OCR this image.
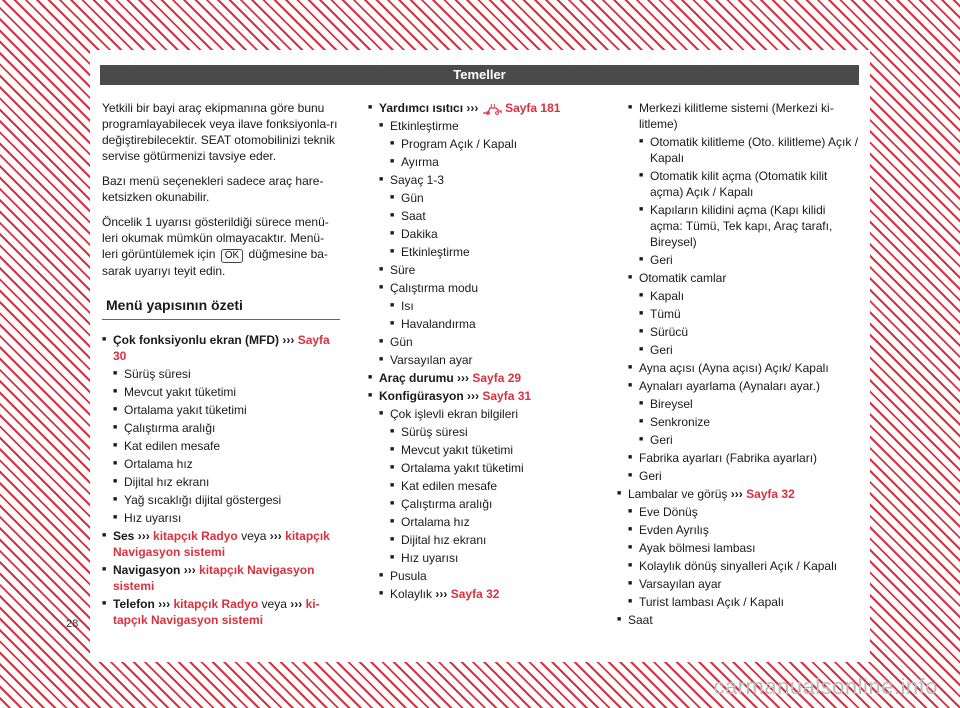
Temeller

Yetkili bir bayi araç ekipmanına göre bunu programlayabilecek veya ilave fonksiyonla-rı değiştirebilecektir. SEAT otomobilinizi teknik servise götürmenizi tavsiye eder.

Bazı menü seçenekleri sadece araç hare-ketsizken okunabilir.

Öncelik 1 uyarısı gösterildiği sürece menü-leri okumak mümkün olmayacaktır. Menü-leri görüntülemek için OK düğmesine ba-sarak uyarıyı teyit edin.

Menü yapısının özeti
■ Çok fonksiyonlu ekran (MFD) ››› Sayfa 30
■ Sürüş süresi
■ Mevcut yakıt tüketimi
■ Ortalama yakıt tüketimi
■ Çalıştırma aralığı
■ Kat edilen mesafe
■ Ortalama hız
■ Dijital hız ekranı
■ Yağ sıcaklığı dijital göstergesi
■ Hız uyarısı
■ Ses ››› kitapçık Radyo veya ››› kitapçık Navigasyon sistemi
■ Navigasyon ››› kitapçık Navigasyon sistemi
■ Telefon ››› kitapçık Radyo veya ››› ki-tapçık Navigasyon sistemi
■ Yardımcı ısıtıcı ››› Sayfa 181
■ Etkinleştirme
■ Program Açık / Kapalı
■ Ayırma
■ Sayaç 1-3
■ Gün
■ Saat
■ Dakika
■ Etkinleştirme
■ Süre
■ Çalıştırma modu
■ Isı
■ Havalandırma
■ Gün
■ Varsayılan ayar
■ Araç durumu ››› Sayfa 29
■ Konfigürasyon ››› Sayfa 31
■ Çok işlevli ekran bilgileri
■ Sürüş süresi
■ Mevcut yakıt tüketimi
■ Ortalama yakıt tüketimi
■ Kat edilen mesafe
■ Çalıştırma aralığı
■ Ortalama hız
■ Dijital hız ekranı
■ Hız uyarısı
■ Pusula
■ Kolaylık ››› Sayfa 32
■ Merkezi kilitleme sistemi (Merkezi ki-litleme)
■ Otomatik kilitleme (Oto. kilitleme) Açık / Kapalı
■ Otomatik kilit açma (Otomatik kilit açma) Açık / Kapalı
■ Kapıların kilidini açma (Kapı kilidi açma: Tümü, Tek kapı, Araç tarafı, Bireysel)
■ Geri
■ Otomatik camlar
■ Kapalı
■ Tümü
■ Sürücü
■ Geri
■ Ayna açısı (Ayna açısı) Açık/ Kapalı
■ Aynaları ayarlama (Aynaları ayar.)
■ Bireysel
■ Senkronize
■ Geri
■ Fabrika ayarları (Fabrika ayarları)
■ Geri
■ Lambalar ve görüş ››› Sayfa 32
■ Eve Dönüş
■ Evden Ayrılış
■ Ayak bölmesi lambası
■ Kolaylık dönüş sinyalleri Açık / Kapalı
■ Varsayılan ayar
■ Turist lambası Açık / Kapalı
■ Saat
28
carmanualsonline.info
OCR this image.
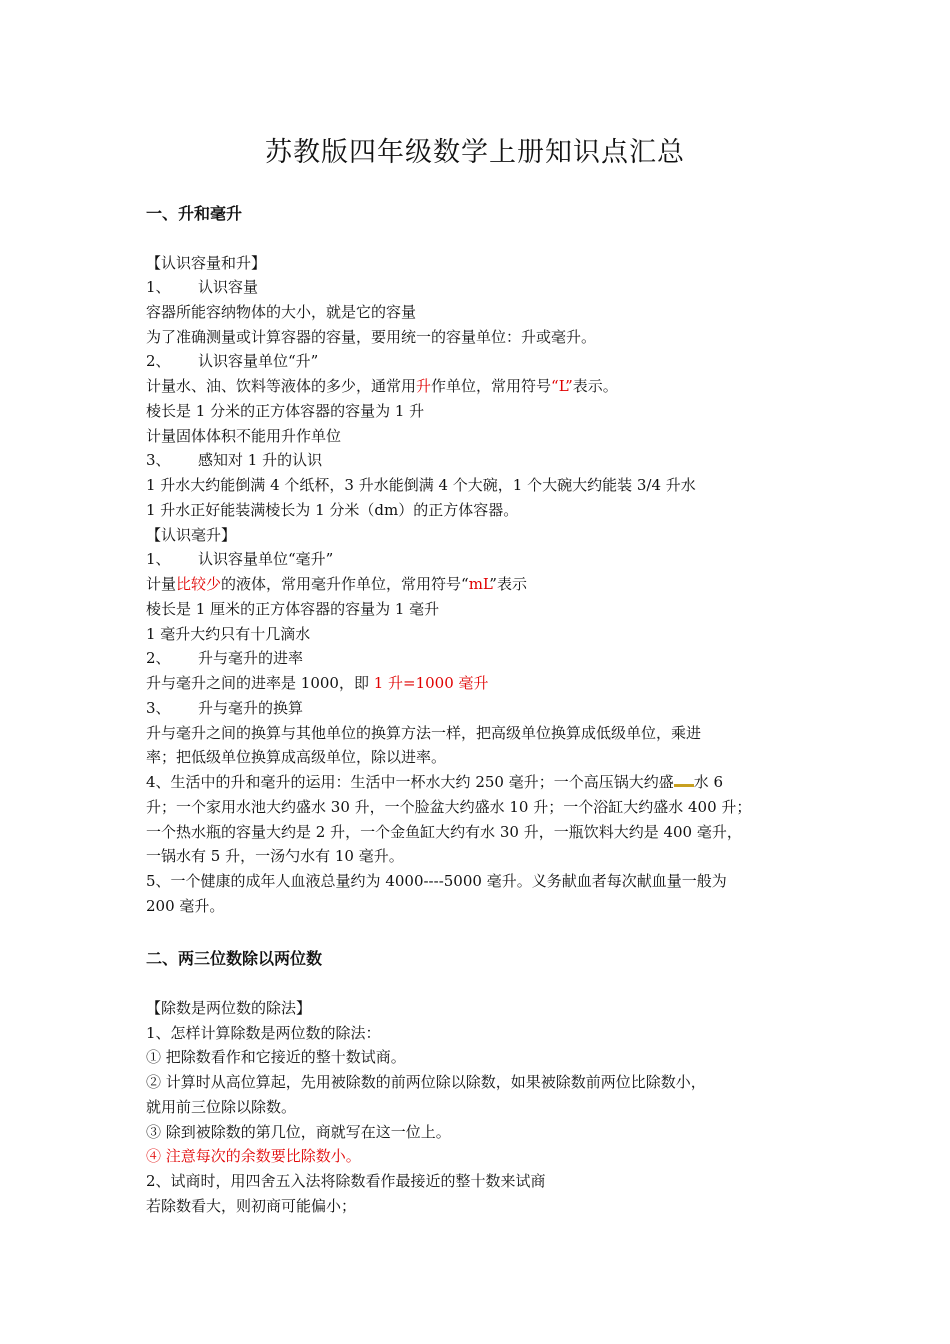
苏教版四年级数学上册知识点汇总
一、升和毫升

【认识容量和升】

1、 认识容量

容器所能容纳物体的大小，就是它的容量

为了准确测量或计算容器的容量，要用统一的容量单位：升或毫升。

2、 认识容量单位“升”

计量水、油、饮料等液体的多少，通常用升作单位，常用符号“L”表示。

棱长是 1 分米的正方体容器的容量为 1 升

计量固体体积不能用升作单位

3、 感知对 1 升的认识

1 升水大约能倒满 4 个纸杯，3 升水能倒满 4 个大碗，1 个大碗大约能装 3/4 升水

1 升水正好能装满棱长为 1 分米（dm）的正方体容器。

【认识毫升】

1、 认识容量单位“毫升”

计量比较少的液体，常用毫升作单位，常用符号“mL”表示

棱长是 1 厘米的正方体容器的容量为 1 毫升

1 毫升大约只有十几滴水

2、 升与毫升的进率

升与毫升之间的进率是 1000，即 1 升=1000 毫升

3、 升与毫升的换算

升与毫升之间的换算与其他单位的换算方法一样，把高级单位换算成低级单位，乘进

率；把低级单位换算成高级单位，除以进率。

4、生活中的升和毫升的运用：生活中一杯水大约 250 毫升；一个高压锅大约盛 水 6

升；一个家用水池大约盛水 30 升，一个脸盆大约盛水 10 升；一个浴缸大约盛水 400 升；

一个热水瓶的容量大约是 2 升，一个金鱼缸大约有水 30 升，一瓶饮料大约是 400 毫升，

一锅水有 5 升，一汤勺水有 10 毫升。

5、一个健康的成年人血液总量约为 4000----5000 毫升。义务献血者每次献血量一般为

200 毫升。

二、两三位数除以两位数

【除数是两位数的除法】

1、怎样计算除数是两位数的除法：

① 把除数看作和它接近的整十数试商。

② 计算时从高位算起，先用被除数的前两位除以除数，如果被除数前两位比除数小，

就用前三位除以除数。

③ 除到被除数的第几位，商就写在这一位上。

④ 注意每次的余数要比除数小。

2、试商时，用四舍五入法将除数看作最接近的整十数来试商

若除数看大，则初商可能偏小；
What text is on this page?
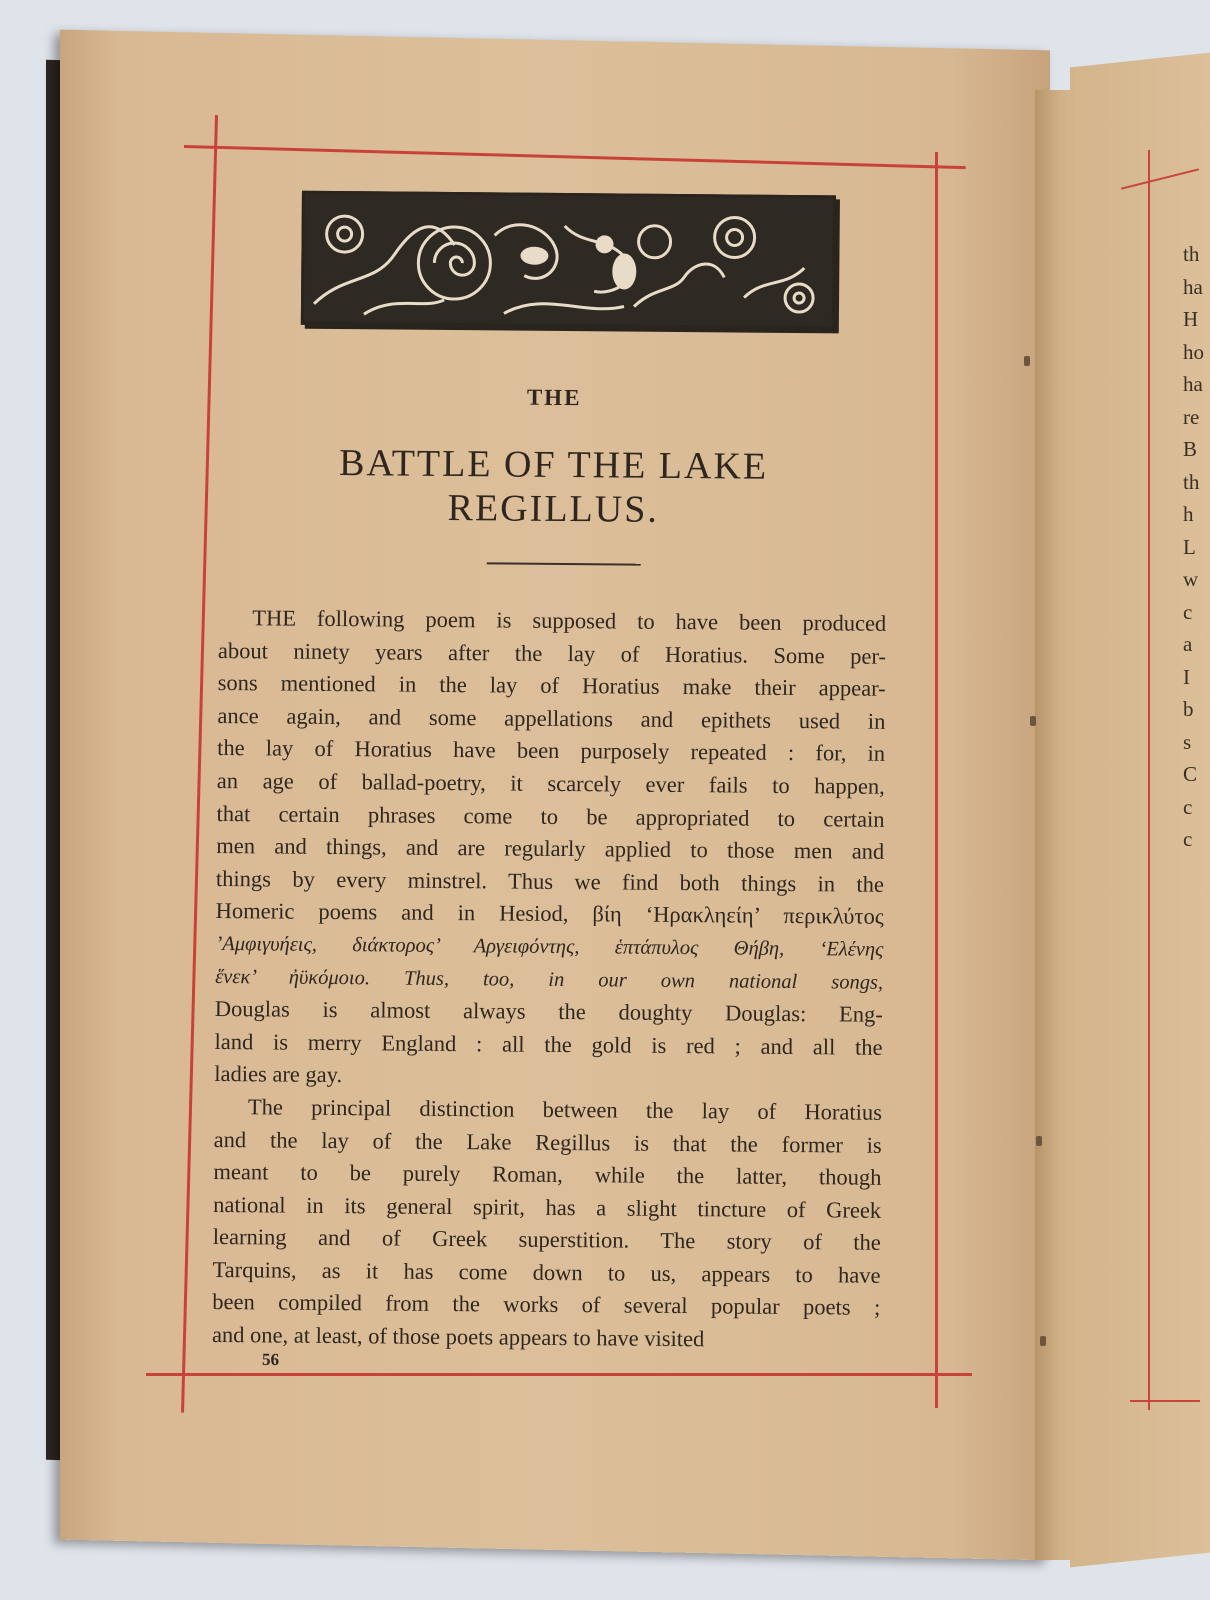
th
ha
H
ho
ha
re
B
th
h
L
w
c
a
I
b
s
C
c
c
THE
BATTLE OF THE LAKE
REGILLUS.
THE following poem is supposed to have been produced
about ninety years after the lay of Horatius. Some per-
sons mentioned in the lay of Horatius make their appear-
ance again, and some appellations and epithets used in
the lay of Horatius have been purposely repeated : for, in
an age of ballad-poetry, it scarcely ever fails to happen,
that certain phrases come to be appropriated to certain
men and things, and are regularly applied to those men and
things by every minstrel. Thus we find both things in the
Homeric poems and in Hesiod, βίη ‘Ηρακληείη’ περικλύτος
’Αμφιγυήεις, διάκτορος’ Αργειφόντης, ἑπτάπυλος Θήβη, ‘Ελένης
ἕνεκ’ ἠϋκόμοιο. Thus, too, in our own national songs,
Douglas is almost always the doughty Douglas: Eng-
land is merry England : all the gold is red ; and all the
ladies are gay.
The principal distinction between the lay of Horatius
and the lay of the Lake Regillus is that the former is
meant to be purely Roman, while the latter, though
national in its general spirit, has a slight tincture of Greek
learning and of Greek superstition. The story of the
Tarquins, as it has come down to us, appears to have
been compiled from the works of several popular poets ;
and one, at least, of those poets appears to have visited
56
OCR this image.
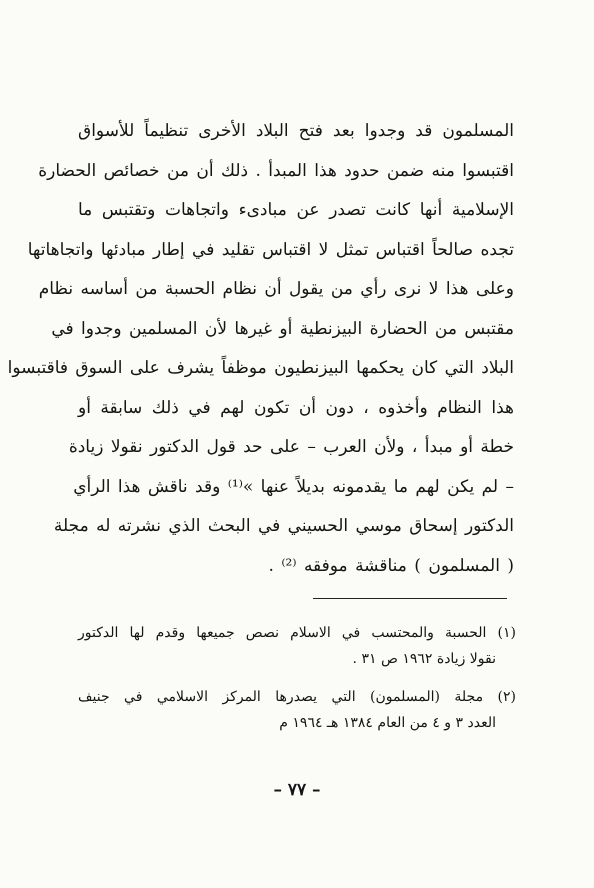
المسلمون قد وجدوا بعد فتح البلاد الأخرى تنظيماً للأسواق
اقتبسوا منه ضمن حدود هذا المبدأ . ذلك أن من خصائص الحضارة
الإسلامية أنها كانت تصدر عن مبادىء واتجاهات وتقتبس ما
تجده صالحاً اقتباس تمثل لا اقتباس تقليد في إطار مبادئها واتجاهاتها
وعلى هذا لا نرى رأي من يقول أن نظام الحسبة من أساسه نظام
مقتبس من الحضارة البيزنطية أو غيرها لأن المسلمين وجدوا في
البلاد التي كان يحكمها البيزنطيون موظفاً يشرف على السوق فاقتبسوا
هذا النظام وأخذوه ، دون أن تكون لهم في ذلك سابقة أو
خطة أو مبدأ ، ولأن العرب – على حد قول الدكتور نقولا زيادة
– لم يكن لهم ما يقدمونه بديلاً عنها »⁽¹⁾ وقد ناقش هذا الرأي
الدكتور إسحاق موسي الحسيني في البحث الذي نشرته له مجلة
( المسلمون ) مناقشة موفقه ⁽²⁾ .
(١) الحسبة والمحتسب في الاسلام نصص جميعها وقدم لها الدكتور
نقولا زيادة ١٩٦٢ ص ٣١ .
(٢) مجلة (المسلمون) التي يصدرها المركز الاسلامي في جنيف
العدد ٣ و ٤ من العام ١٣٨٤ هـ ١٩٦٤ م
– ٧٧ –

^^^^^^^^^^^^^^^^

Set problem: Give back the entries verbatim. Do not include any picture.

Correct answer:
OCR this image.
Temeller

Yetkili bir bayi araç ekipmanına göre bunu programlayabilecek veya ilave fonksiyonla-rı değiştirebilecektir. SEAT otomobilinizi teknik servise götürmenizi tavsiye eder.

Bazı menü seçenekleri sadece araç hare-ketsizken okunabilir.

Öncelik 1 uyarısı gösterildiği sürece menü-leri okumak mümkün olmayacaktır. Menü-leri görüntülemek için OK düğmesine ba-sarak uyarıyı teyit edin.

Menü yapısının özeti
■ Çok fonksiyonlu ekran (MFD) ››› Sayfa 30
■ Sürüş süresi
■ Mevcut yakıt tüketimi
■ Ortalama yakıt tüketimi
■ Çalıştırma aralığı
■ Kat edilen mesafe
■ Ortalama hız
■ Dijital hız ekranı
■ Yağ sıcaklığı dijital göstergesi
■ Hız uyarısı
■ Ses ››› kitapçık Radyo veya ››› kitapçık Navigasyon sistemi
■ Navigasyon ››› kitapçık Navigasyon sistemi
■ Telefon ››› kitapçık Radyo veya ››› ki-tapçık Navigasyon sistemi
■ Yardımcı ısıtıcı ››› Sayfa 181
■ Etkinleştirme
■ Program Açık / Kapalı
■ Ayırma
■ Sayaç 1-3
■ Gün
■ Saat
■ Dakika
■ Etkinleştirme
■ Süre
■ Çalıştırma modu
■ Isı
■ Havalandırma
■ Gün
■ Varsayılan ayar
■ Araç durumu ››› Sayfa 29
■ Konfigürasyon ››› Sayfa 31
■ Çok işlevli ekran bilgileri
■ Sürüş süresi
■ Mevcut yakıt tüketimi
■ Ortalama yakıt tüketimi
■ Kat edilen mesafe
■ Çalıştırma aralığı
■ Ortalama hız
■ Dijital hız ekranı
■ Hız uyarısı
■ Pusula
■ Kolaylık ››› Sayfa 32
■ Merkezi kilitleme sistemi (Merkezi ki-litleme)
■ Otomatik kilitleme (Oto. kilitleme) Açık / Kapalı
■ Otomatik kilit açma (Otomatik kilit açma) Açık / Kapalı
■ Kapıların kilidini açma (Kapı kilidi açma: Tümü, Tek kapı, Araç tarafı, Bireysel)
■ Geri
■ Otomatik camlar
■ Kapalı
■ Tümü
■ Sürücü
■ Geri
■ Ayna açısı (Ayna açısı) Açık/ Kapalı
■ Aynaları ayarlama (Aynaları ayar.)
■ Bireysel
■ Senkronize
■ Geri
■ Fabrika ayarları (Fabrika ayarları)
■ Geri
■ Lambalar ve görüş ››› Sayfa 32
■ Eve Dönüş
■ Evden Ayrılış
■ Ayak bölmesi lambası
■ Kolaylık dönüş sinyalleri Açık / Kapalı
■ Varsayılan ayar
■ Turist lambası Açık / Kapalı
■ Saat
28
carmanualsonline.info
OCR this image.
苏教版四年级数学上册知识点汇总
一、升和毫升

【认识容量和升】

1、 认识容量

容器所能容纳物体的大小，就是它的容量

为了准确测量或计算容器的容量，要用统一的容量单位：升或毫升。

2、 认识容量单位“升”

计量水、油、饮料等液体的多少，通常用升作单位，常用符号“L”表示。

棱长是 1 分米的正方体容器的容量为 1 升

计量固体体积不能用升作单位

3、 感知对 1 升的认识

1 升水大约能倒满 4 个纸杯，3 升水能倒满 4 个大碗，1 个大碗大约能装 3/4 升水

1 升水正好能装满棱长为 1 分米（dm）的正方体容器。

【认识毫升】

1、 认识容量单位“毫升”

计量比较少的液体，常用毫升作单位，常用符号“mL”表示

棱长是 1 厘米的正方体容器的容量为 1 毫升

1 毫升大约只有十几滴水

2、 升与毫升的进率

升与毫升之间的进率是 1000，即 1 升=1000 毫升

3、 升与毫升的换算

升与毫升之间的换算与其他单位的换算方法一样，把高级单位换算成低级单位，乘进

率；把低级单位换算成高级单位，除以进率。

4、生活中的升和毫升的运用：生活中一杯水大约 250 毫升；一个高压锅大约盛 水 6

升；一个家用水池大约盛水 30 升，一个脸盆大约盛水 10 升；一个浴缸大约盛水 400 升；

一个热水瓶的容量大约是 2 升，一个金鱼缸大约有水 30 升，一瓶饮料大约是 400 毫升，

一锅水有 5 升，一汤勺水有 10 毫升。

5、一个健康的成年人血液总量约为 4000----5000 毫升。义务献血者每次献血量一般为

200 毫升。

二、两三位数除以两位数

【除数是两位数的除法】

1、怎样计算除数是两位数的除法：

① 把除数看作和它接近的整十数试商。

② 计算时从高位算起，先用被除数的前两位除以除数，如果被除数前两位比除数小，

就用前三位除以除数。

③ 除到被除数的第几位，商就写在这一位上。

④ 注意每次的余数要比除数小。

2、试商时，用四舍五入法将除数看作最接近的整十数来试商

若除数看大，则初商可能偏小；
What text is on this page?
th
ha
H
ho
ha
re
B
th
h
L
w
c
a
I
b
s
C
c
c
THE
BATTLE OF THE LAKE
REGILLUS.
THE following poem is supposed to have been produced
about ninety years after the lay of Horatius. Some per-
sons mentioned in the lay of Horatius make their appear-
ance again, and some appellations and epithets used in
the lay of Horatius have been purposely repeated : for, in
an age of ballad-poetry, it scarcely ever fails to happen,
that certain phrases come to be appropriated to certain
men and things, and are regularly applied to those men and
things by every minstrel. Thus we find both things in the
Homeric poems and in Hesiod, βίη ‘Ηρακληείη’ περικλύτος
’Αμφιγυήεις, διάκτορος’ Αργειφόντης, ἑπτάπυλος Θήβη, ‘Ελένης
ἕνεκ’ ἠϋκόμοιο. Thus, too, in our own national songs,
Douglas is almost always the doughty Douglas: Eng-
land is merry England : all the gold is red ; and all the
ladies are gay.
The principal distinction between the lay of Horatius
and the lay of the Lake Regillus is that the former is
meant to be purely Roman, while the latter, though
national in its general spirit, has a slight tincture of Greek
learning and of Greek superstition. The story of the
Tarquins, as it has come down to us, appears to have
been compiled from the works of several popular poets ;
and one, at least, of those poets appears to have visited
56
OCR this image.
المسلمون قد وجدوا بعد فتح البلاد الأخرى تنظيماً للأسواق
اقتبسوا منه ضمن حدود هذا المبدأ . ذلك أن من خصائص الحضارة
الإسلامية أنها كانت تصدر عن مبادىء واتجاهات وتقتبس ما
تجده صالحاً اقتباس تمثل لا اقتباس تقليد في إطار مبادئها واتجاهاتها
وعلى هذا لا نرى رأي من يقول أن نظام الحسبة من أساسه نظام
مقتبس من الحضارة البيزنطية أو غيرها لأن المسلمين وجدوا في
البلاد التي كان يحكمها البيزنطيون موظفاً يشرف على السوق فاقتبسوا
هذا النظام وأخذوه ، دون أن تكون لهم في ذلك سابقة أو
خطة أو مبدأ ، ولأن العرب – على حد قول الدكتور نقولا زيادة
– لم يكن لهم ما يقدمونه بديلاً عنها »⁽¹⁾ وقد ناقش هذا الرأي
الدكتور إسحاق موسي الحسيني في البحث الذي نشرته له مجلة
( المسلمون ) مناقشة موفقه ⁽²⁾ .
(١) الحسبة والمحتسب في الاسلام نصص جميعها وقدم لها الدكتور
نقولا زيادة ١٩٦٢ ص ٣١ .
(٢) مجلة (المسلمون) التي يصدرها المركز الاسلامي في جنيف
العدد ٣ و ٤ من العام ١٣٨٤ هـ ١٩٦٤ م
– ٧٧ –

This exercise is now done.